WORK INSTRUCTIONS — Write out the data below in full, unchanged, minus the images.

DATASET CONTENT —
++++++++++

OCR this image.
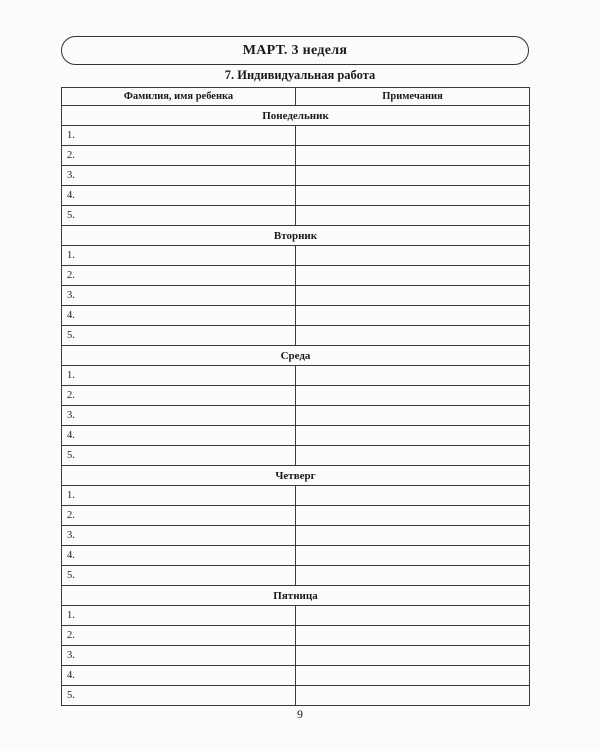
МАРТ. 3 неделя
7. Индивидуальная работа
Фамилия, имя ребенка	Примечания
Понедельник	
1.	
2.	
3.	
4.	
5.	
Вторник	
1.	
2.	
3.	
4.	
5.	
Среда	
1.	
2.	
3.	
4.	
5.	
Четверг	
1.	
2.	
3.	
4.	
5.	
Пятница	
1.	
2.	
3.	
4.	
5.	
9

++++++++++

WRITTEN SOLUTION —
OCR this image.
МАРТ. 3 неделя
7. Индивидуальная работа
Фамилия, имя ребенка	Примечания
Понедельник	
1.	
2.	
3.	
4.	
5.	
Вторник	
1.	
2.	
3.	
4.	
5.	
Среда	
1.	
2.	
3.	
4.	
5.	
Четверг	
1.	
2.	
3.	
4.	
5.	
Пятница	
1.	
2.	
3.	
4.	
5.	
9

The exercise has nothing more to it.